> WHAT YOU WILL DO
Without the pictures, print each of the records below exactly as it appears.

[Figure data in JSON]
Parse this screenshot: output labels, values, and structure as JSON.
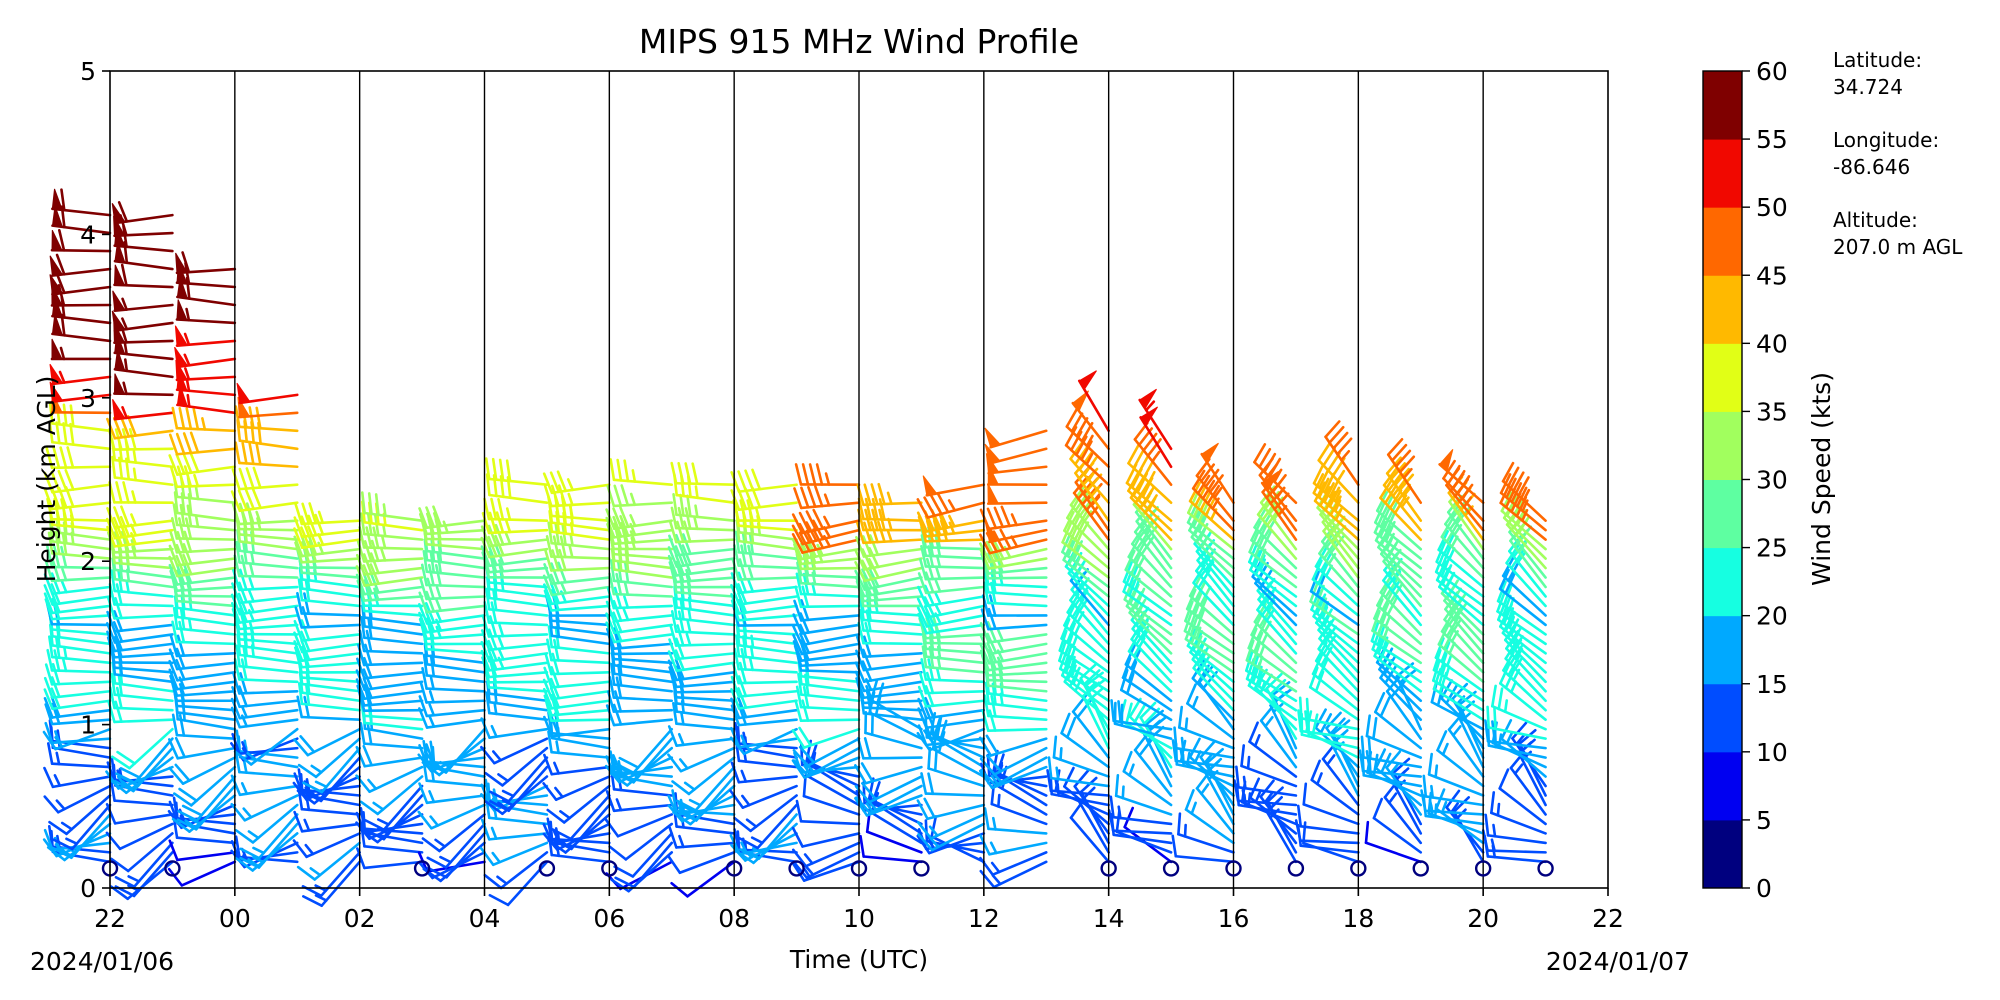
{
  "chart_data": {
    "type": "wind-barb-profile",
    "title": "MIPS 915 MHz Wind Profile",
    "xlabel": "Time (UTC)",
    "ylabel": "Height (km AGL)",
    "x_start_date": "2024/01/06",
    "x_end_date": "2024/01/07",
    "xlim_hours": [
      22,
      46
    ],
    "ylim": [
      0,
      5
    ],
    "x_tick_labels": [
      "22",
      "00",
      "02",
      "04",
      "06",
      "08",
      "10",
      "12",
      "14",
      "16",
      "18",
      "20",
      "22"
    ],
    "y_tick_labels": [
      "0",
      "1",
      "2",
      "3",
      "4",
      "5"
    ],
    "vertical_grid_lines_every_hours": 2,
    "colorbar": {
      "label": "Wind Speed (kts)",
      "bounds": [
        0,
        5,
        10,
        15,
        20,
        25,
        30,
        35,
        40,
        45,
        50,
        55,
        60
      ],
      "tick_labels": [
        "0",
        "5",
        "10",
        "15",
        "20",
        "25",
        "30",
        "35",
        "40",
        "45",
        "50",
        "55",
        "60"
      ],
      "colors": [
        "#00007f",
        "#0000f1",
        "#004dff",
        "#00a9ff",
        "#16ffe1",
        "#5effa1",
        "#a1ff5e",
        "#e1ff16",
        "#ffb900",
        "#ff6800",
        "#f10800",
        "#7f0000"
      ]
    },
    "profiles": [
      {
        "time": "22:00",
        "top_km": 4.2,
        "calm_near_surface": true
      },
      {
        "time": "23:00",
        "top_km": 4.2,
        "calm_near_surface": true
      },
      {
        "time": "00:00",
        "top_km": 3.8,
        "calm_near_surface": false
      },
      {
        "time": "01:00",
        "top_km": 3.1,
        "calm_near_surface": false
      },
      {
        "time": "02:00",
        "top_km": 2.3,
        "calm_near_surface": false
      },
      {
        "time": "03:00",
        "top_km": 2.3,
        "calm_near_surface": true
      },
      {
        "time": "04:00",
        "top_km": 2.3,
        "calm_near_surface": false
      },
      {
        "time": "05:00",
        "top_km": 2.5,
        "calm_near_surface": true
      },
      {
        "time": "06:00",
        "top_km": 2.5,
        "calm_near_surface": true
      },
      {
        "time": "07:00",
        "top_km": 2.5,
        "calm_near_surface": false
      },
      {
        "time": "08:00",
        "top_km": 2.5,
        "calm_near_surface": true
      },
      {
        "time": "09:00",
        "top_km": 2.5,
        "calm_near_surface": true
      },
      {
        "time": "10:00",
        "top_km": 2.5,
        "calm_near_surface": true
      },
      {
        "time": "11:00",
        "top_km": 2.4,
        "calm_near_surface": true
      },
      {
        "time": "12:00",
        "top_km": 2.5,
        "calm_near_surface": false
      },
      {
        "time": "13:00",
        "top_km": 2.8,
        "calm_near_surface": false
      },
      {
        "time": "14:00",
        "top_km": 2.8,
        "calm_near_surface": true
      },
      {
        "time": "15:00",
        "top_km": 2.7,
        "calm_near_surface": true
      },
      {
        "time": "16:00",
        "top_km": 2.4,
        "calm_near_surface": true
      },
      {
        "time": "17:00",
        "top_km": 2.4,
        "calm_near_surface": true
      },
      {
        "time": "18:00",
        "top_km": 2.5,
        "calm_near_surface": true
      },
      {
        "time": "19:00",
        "top_km": 2.4,
        "calm_near_surface": true
      },
      {
        "time": "20:00",
        "top_km": 2.4,
        "calm_near_surface": true
      },
      {
        "time": "21:00",
        "top_km": 2.3,
        "calm_near_surface": true
      }
    ]
  },
  "station_info": {
    "latitude_label": "Latitude:",
    "latitude_value": "34.724",
    "longitude_label": "Longitude:",
    "longitude_value": "-86.646",
    "altitude_label": "Altitude:",
    "altitude_value": "207.0 m AGL"
  }
}
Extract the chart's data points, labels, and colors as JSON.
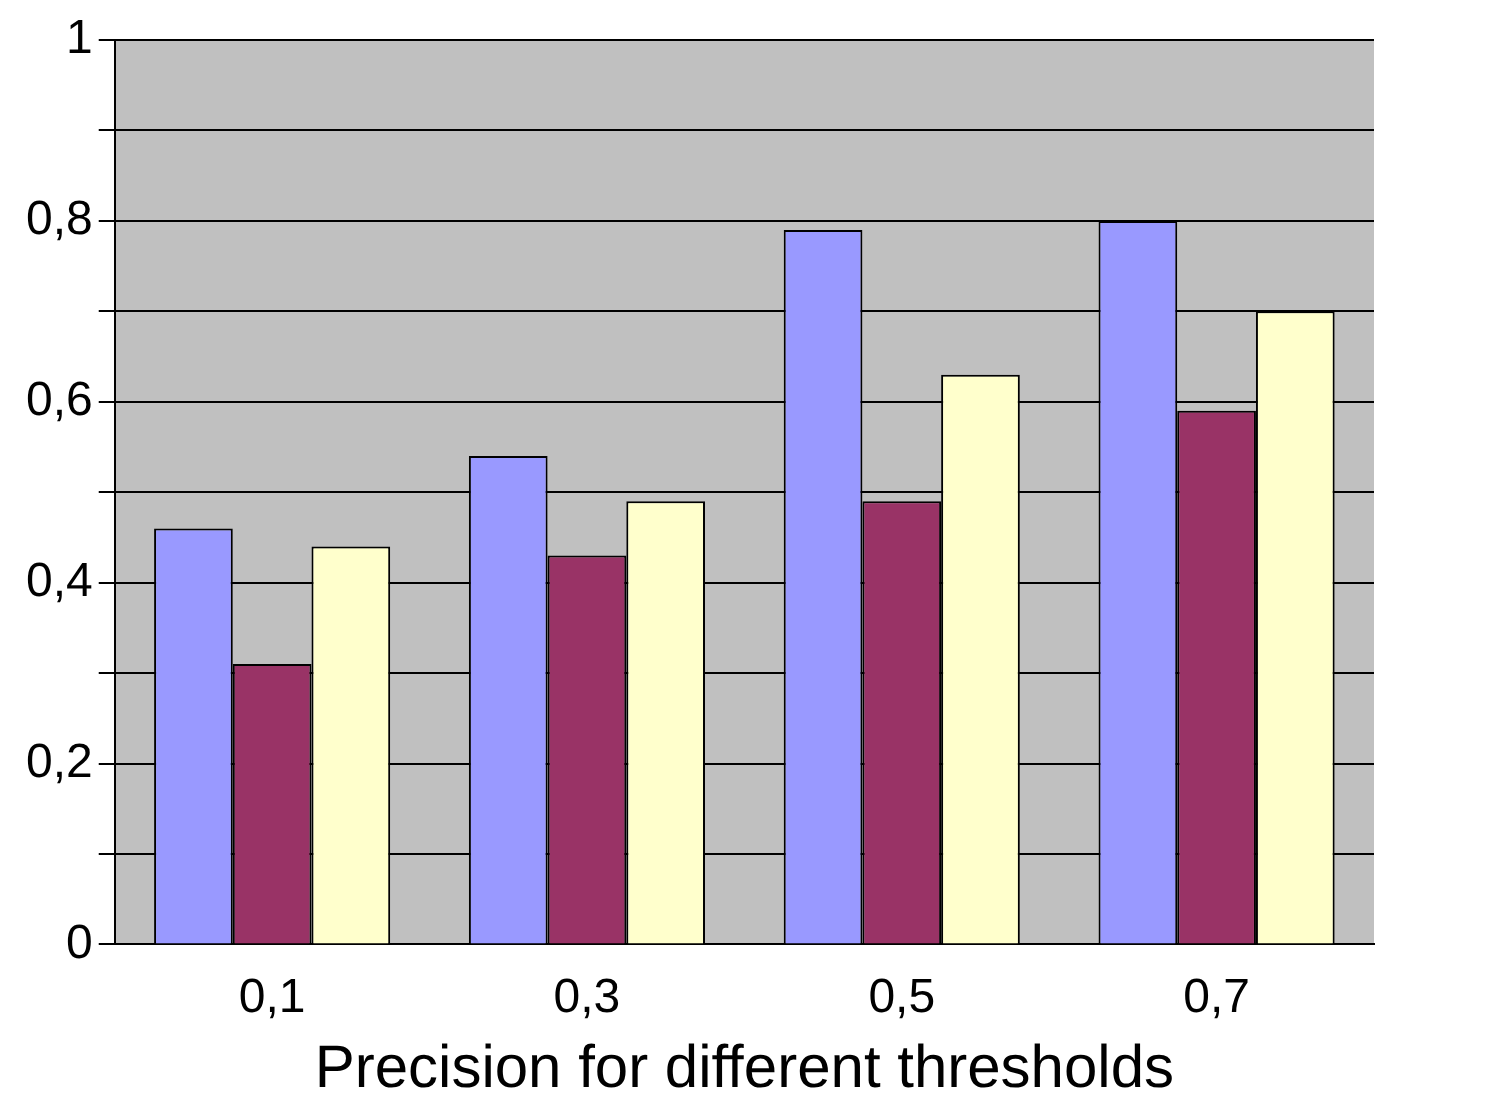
{
  "chart_data": {
    "type": "bar",
    "xlabel": "Precision for different thresholds",
    "categories": [
      "0,1",
      "0,3",
      "0,5",
      "0,7"
    ],
    "series": [
      {
        "color": "#9999ff",
        "values": [
          0.46,
          0.54,
          0.79,
          0.8
        ]
      },
      {
        "color": "#993366",
        "values": [
          0.31,
          0.43,
          0.49,
          0.59
        ]
      },
      {
        "color": "#ffffcc",
        "values": [
          0.44,
          0.49,
          0.63,
          0.7
        ]
      }
    ],
    "ylim": [
      0,
      1
    ],
    "yticks": [
      0,
      {
        "value": 0.1,
        "label": null
      },
      {
        "value": 0.2,
        "label": "0,2"
      },
      {
        "value": 0.3,
        "label": null
      },
      {
        "value": 0.4,
        "label": "0,4"
      },
      {
        "value": 0.5,
        "label": null
      },
      {
        "value": 0.6,
        "label": "0,6"
      },
      {
        "value": 0.7,
        "label": null
      },
      {
        "value": 0.8,
        "label": "0,8"
      },
      {
        "value": 0.9,
        "label": null
      },
      1
    ],
    "grid": "y",
    "legend": false
  }
}
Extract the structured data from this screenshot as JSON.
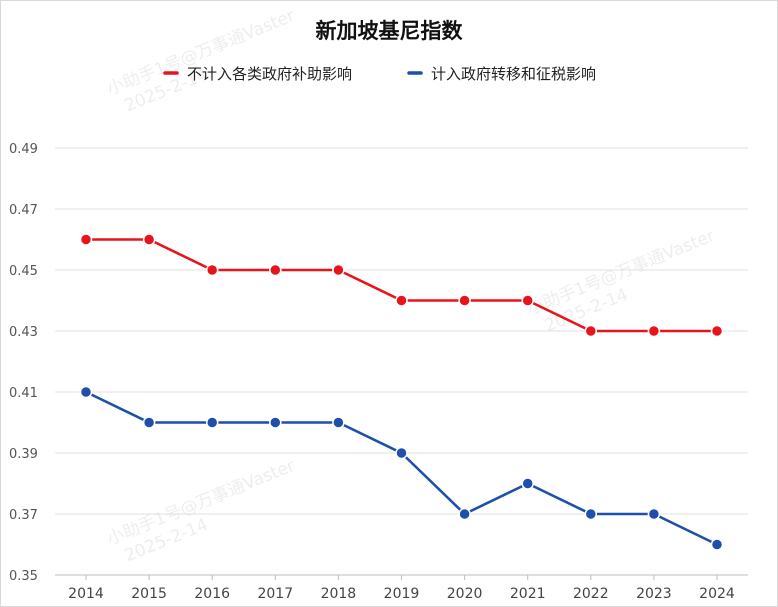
{
  "chart_data": {
    "type": "line",
    "title": "新加坡基尼指数",
    "xlabel": "",
    "ylabel": "",
    "x": [
      "2014",
      "2015",
      "2016",
      "2017",
      "2018",
      "2019",
      "2020",
      "2021",
      "2022",
      "2023",
      "2024"
    ],
    "yticks": [
      "0.35",
      "0.37",
      "0.39",
      "0.41",
      "0.43",
      "0.45",
      "0.47",
      "0.49"
    ],
    "ylim": [
      0.35,
      0.49
    ],
    "grid": true,
    "legend_position": "top-center",
    "series": [
      {
        "name": "不计入各类政府补助影响",
        "color": "#e8141b",
        "values": [
          0.46,
          0.46,
          0.45,
          0.45,
          0.45,
          0.44,
          0.44,
          0.44,
          0.43,
          0.43,
          0.43
        ]
      },
      {
        "name": "计入政府转移和征税影响",
        "color": "#1f4faa",
        "values": [
          0.41,
          0.4,
          0.4,
          0.4,
          0.4,
          0.39,
          0.37,
          0.38,
          0.37,
          0.37,
          0.36
        ]
      }
    ],
    "watermarks": [
      {
        "line1": "小助手1号@万事通Vaster",
        "line2": "2025-2-14"
      },
      {
        "line1": "小助手1号@万事通Vaster",
        "line2": "2025-2-14"
      },
      {
        "line1": "小助手1号@万事通Vaster",
        "line2": "2025-2-14"
      }
    ]
  }
}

> FINISHED EXERCISE
Parse this screenshot: output labels, values, and structure as JSON.
{
  "chart_data": {
    "type": "wind-barb-profile",
    "title": "MIPS 915 MHz Wind Profile",
    "xlabel": "Time (UTC)",
    "ylabel": "Height (km AGL)",
    "x_start_date": "2024/01/06",
    "x_end_date": "2024/01/07",
    "xlim_hours": [
      22,
      46
    ],
    "ylim": [
      0,
      5
    ],
    "x_tick_labels": [
      "22",
      "00",
      "02",
      "04",
      "06",
      "08",
      "10",
      "12",
      "14",
      "16",
      "18",
      "20",
      "22"
    ],
    "y_tick_labels": [
      "0",
      "1",
      "2",
      "3",
      "4",
      "5"
    ],
    "vertical_grid_lines_every_hours": 2,
    "colorbar": {
      "label": "Wind Speed (kts)",
      "bounds": [
        0,
        5,
        10,
        15,
        20,
        25,
        30,
        35,
        40,
        45,
        50,
        55,
        60
      ],
      "tick_labels": [
        "0",
        "5",
        "10",
        "15",
        "20",
        "25",
        "30",
        "35",
        "40",
        "45",
        "50",
        "55",
        "60"
      ],
      "colors": [
        "#00007f",
        "#0000f1",
        "#004dff",
        "#00a9ff",
        "#16ffe1",
        "#5effa1",
        "#a1ff5e",
        "#e1ff16",
        "#ffb900",
        "#ff6800",
        "#f10800",
        "#7f0000"
      ]
    },
    "profiles": [
      {
        "time": "22:00",
        "top_km": 4.2,
        "calm_near_surface": true
      },
      {
        "time": "23:00",
        "top_km": 4.2,
        "calm_near_surface": true
      },
      {
        "time": "00:00",
        "top_km": 3.8,
        "calm_near_surface": false
      },
      {
        "time": "01:00",
        "top_km": 3.1,
        "calm_near_surface": false
      },
      {
        "time": "02:00",
        "top_km": 2.3,
        "calm_near_surface": false
      },
      {
        "time": "03:00",
        "top_km": 2.3,
        "calm_near_surface": true
      },
      {
        "time": "04:00",
        "top_km": 2.3,
        "calm_near_surface": false
      },
      {
        "time": "05:00",
        "top_km": 2.5,
        "calm_near_surface": true
      },
      {
        "time": "06:00",
        "top_km": 2.5,
        "calm_near_surface": true
      },
      {
        "time": "07:00",
        "top_km": 2.5,
        "calm_near_surface": false
      },
      {
        "time": "08:00",
        "top_km": 2.5,
        "calm_near_surface": true
      },
      {
        "time": "09:00",
        "top_km": 2.5,
        "calm_near_surface": true
      },
      {
        "time": "10:00",
        "top_km": 2.5,
        "calm_near_surface": true
      },
      {
        "time": "11:00",
        "top_km": 2.4,
        "calm_near_surface": true
      },
      {
        "time": "12:00",
        "top_km": 2.5,
        "calm_near_surface": false
      },
      {
        "time": "13:00",
        "top_km": 2.8,
        "calm_near_surface": false
      },
      {
        "time": "14:00",
        "top_km": 2.8,
        "calm_near_surface": true
      },
      {
        "time": "15:00",
        "top_km": 2.7,
        "calm_near_surface": true
      },
      {
        "time": "16:00",
        "top_km": 2.4,
        "calm_near_surface": true
      },
      {
        "time": "17:00",
        "top_km": 2.4,
        "calm_near_surface": true
      },
      {
        "time": "18:00",
        "top_km": 2.5,
        "calm_near_surface": true
      },
      {
        "time": "19:00",
        "top_km": 2.4,
        "calm_near_surface": true
      },
      {
        "time": "20:00",
        "top_km": 2.4,
        "calm_near_surface": true
      },
      {
        "time": "21:00",
        "top_km": 2.3,
        "calm_near_surface": true
      }
    ]
  },
  "station_info": {
    "latitude_label": "Latitude:",
    "latitude_value": "34.724",
    "longitude_label": "Longitude:",
    "longitude_value": "-86.646",
    "altitude_label": "Altitude:",
    "altitude_value": "207.0 m AGL"
  }
}
Extract the chart's data points, labels, and colors as JSON.
{
  "chart_data": {
    "type": "bar",
    "xlabel": "Precision for different thresholds",
    "categories": [
      "0,1",
      "0,3",
      "0,5",
      "0,7"
    ],
    "series": [
      {
        "color": "#9999ff",
        "values": [
          0.46,
          0.54,
          0.79,
          0.8
        ]
      },
      {
        "color": "#993366",
        "values": [
          0.31,
          0.43,
          0.49,
          0.59
        ]
      },
      {
        "color": "#ffffcc",
        "values": [
          0.44,
          0.49,
          0.63,
          0.7
        ]
      }
    ],
    "ylim": [
      0,
      1
    ],
    "yticks": [
      0,
      {
        "value": 0.1,
        "label": null
      },
      {
        "value": 0.2,
        "label": "0,2"
      },
      {
        "value": 0.3,
        "label": null
      },
      {
        "value": 0.4,
        "label": "0,4"
      },
      {
        "value": 0.5,
        "label": null
      },
      {
        "value": 0.6,
        "label": "0,6"
      },
      {
        "value": 0.7,
        "label": null
      },
      {
        "value": 0.8,
        "label": "0,8"
      },
      {
        "value": 0.9,
        "label": null
      },
      1
    ],
    "grid": "y",
    "legend": false
  }
}
Extract the structured data from this screenshot as JSON.
{
  "chart_data": {
    "type": "line",
    "title": "新加坡基尼指数",
    "xlabel": "",
    "ylabel": "",
    "x": [
      "2014",
      "2015",
      "2016",
      "2017",
      "2018",
      "2019",
      "2020",
      "2021",
      "2022",
      "2023",
      "2024"
    ],
    "yticks": [
      "0.35",
      "0.37",
      "0.39",
      "0.41",
      "0.43",
      "0.45",
      "0.47",
      "0.49"
    ],
    "ylim": [
      0.35,
      0.49
    ],
    "grid": true,
    "legend_position": "top-center",
    "series": [
      {
        "name": "不计入各类政府补助影响",
        "color": "#e8141b",
        "values": [
          0.46,
          0.46,
          0.45,
          0.45,
          0.45,
          0.44,
          0.44,
          0.44,
          0.43,
          0.43,
          0.43
        ]
      },
      {
        "name": "计入政府转移和征税影响",
        "color": "#1f4faa",
        "values": [
          0.41,
          0.4,
          0.4,
          0.4,
          0.4,
          0.39,
          0.37,
          0.38,
          0.37,
          0.37,
          0.36
        ]
      }
    ],
    "watermarks": [
      {
        "line1": "小助手1号@万事通Vaster",
        "line2": "2025-2-14"
      },
      {
        "line1": "小助手1号@万事通Vaster",
        "line2": "2025-2-14"
      },
      {
        "line1": "小助手1号@万事通Vaster",
        "line2": "2025-2-14"
      }
    ]
  }
}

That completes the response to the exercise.